(Stored data entries)
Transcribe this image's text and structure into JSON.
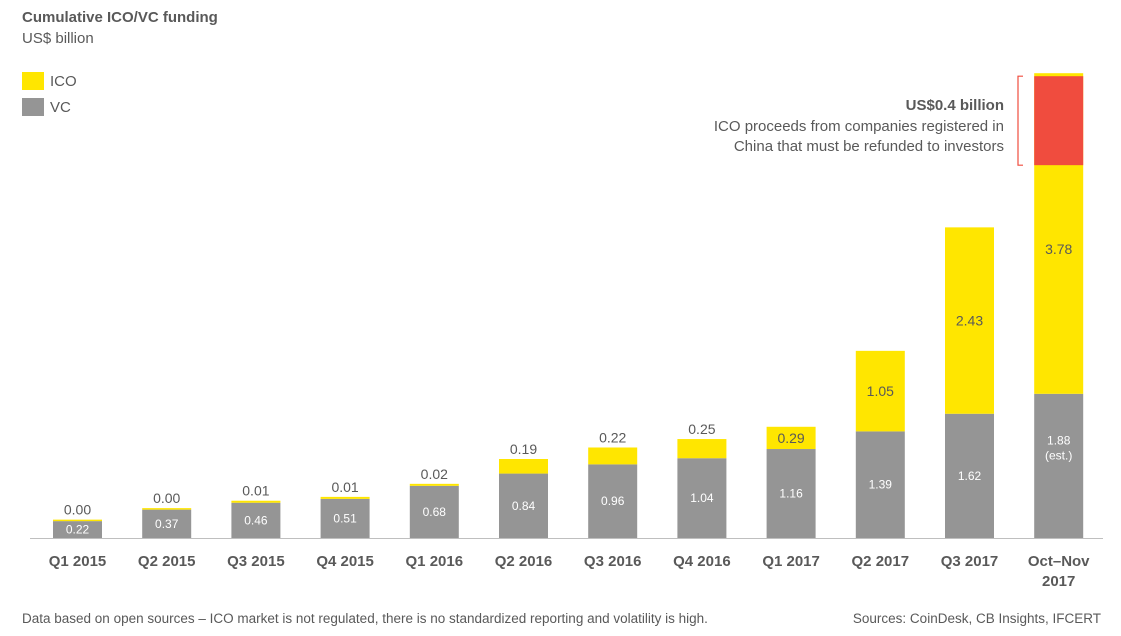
{
  "title": "Cumulative ICO/VC funding",
  "subtitle": "US$ billion",
  "colors": {
    "ico": "#FFE600",
    "vc": "#959595",
    "refund": "#F04C3E",
    "axis": "#BFBFBF",
    "text": "#595959"
  },
  "chart_data": {
    "type": "bar",
    "stacked": true,
    "categories": [
      "Q1 2015",
      "Q2 2015",
      "Q3 2015",
      "Q4 2015",
      "Q1 2016",
      "Q2 2016",
      "Q3 2016",
      "Q4 2016",
      "Q1 2017",
      "Q2 2017",
      "Q3 2017",
      "Oct–Nov 2017"
    ],
    "series": [
      {
        "name": "VC",
        "values": [
          0.22,
          0.37,
          0.46,
          0.51,
          0.68,
          0.84,
          0.96,
          1.04,
          1.16,
          1.39,
          1.62,
          1.88
        ],
        "labels": [
          "0.22",
          "0.37",
          "0.46",
          "0.51",
          "0.68",
          "0.84",
          "0.96",
          "1.04",
          "1.16",
          "1.39",
          "1.62",
          "1.88\n(est.)"
        ]
      },
      {
        "name": "ICO",
        "values": [
          0.0,
          0.0,
          0.01,
          0.01,
          0.02,
          0.19,
          0.22,
          0.25,
          0.29,
          1.05,
          2.43,
          3.78
        ],
        "labels": [
          "0.00",
          "0.00",
          "0.01",
          "0.01",
          "0.02",
          "0.19",
          "0.22",
          "0.25",
          "0.29",
          "1.05",
          "2.43",
          "3.78"
        ]
      }
    ],
    "refund_segment": {
      "category": "Oct–Nov 2017",
      "value": 0.4
    },
    "annotation": {
      "headline": "US$0.4 billion",
      "text_line1": "ICO proceeds from companies registered in",
      "text_line2": "China that must be refunded to investors"
    },
    "legend_placement": "top-left",
    "grid": false
  },
  "footnote": "Data based on open sources – ICO market is not regulated, there is no standardized reporting and volatility is high.",
  "sources": "Sources: CoinDesk, CB Insights, IFCERT"
}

• **Work to complete**: In the copy, include no pictures; restate the listing above exactly.

• **Solution to this exercise**:
Transcribe this image's text and structure into JSON.
{
  "title": "Cumulative ICO/VC funding",
  "subtitle": "US$ billion",
  "colors": {
    "ico": "#FFE600",
    "vc": "#959595",
    "refund": "#F04C3E",
    "axis": "#BFBFBF",
    "text": "#595959"
  },
  "chart_data": {
    "type": "bar",
    "stacked": true,
    "categories": [
      "Q1 2015",
      "Q2 2015",
      "Q3 2015",
      "Q4 2015",
      "Q1 2016",
      "Q2 2016",
      "Q3 2016",
      "Q4 2016",
      "Q1 2017",
      "Q2 2017",
      "Q3 2017",
      "Oct–Nov 2017"
    ],
    "series": [
      {
        "name": "VC",
        "values": [
          0.22,
          0.37,
          0.46,
          0.51,
          0.68,
          0.84,
          0.96,
          1.04,
          1.16,
          1.39,
          1.62,
          1.88
        ],
        "labels": [
          "0.22",
          "0.37",
          "0.46",
          "0.51",
          "0.68",
          "0.84",
          "0.96",
          "1.04",
          "1.16",
          "1.39",
          "1.62",
          "1.88\n(est.)"
        ]
      },
      {
        "name": "ICO",
        "values": [
          0.0,
          0.0,
          0.01,
          0.01,
          0.02,
          0.19,
          0.22,
          0.25,
          0.29,
          1.05,
          2.43,
          3.78
        ],
        "labels": [
          "0.00",
          "0.00",
          "0.01",
          "0.01",
          "0.02",
          "0.19",
          "0.22",
          "0.25",
          "0.29",
          "1.05",
          "2.43",
          "3.78"
        ]
      }
    ],
    "refund_segment": {
      "category": "Oct–Nov 2017",
      "value": 0.4
    },
    "annotation": {
      "headline": "US$0.4 billion",
      "text_line1": "ICO proceeds from companies registered in",
      "text_line2": "China that must be refunded to investors"
    },
    "legend_placement": "top-left",
    "grid": false
  },
  "footnote": "Data based on open sources – ICO market is not regulated, there is no standardized reporting and volatility is high.",
  "sources": "Sources: CoinDesk, CB Insights, IFCERT"
}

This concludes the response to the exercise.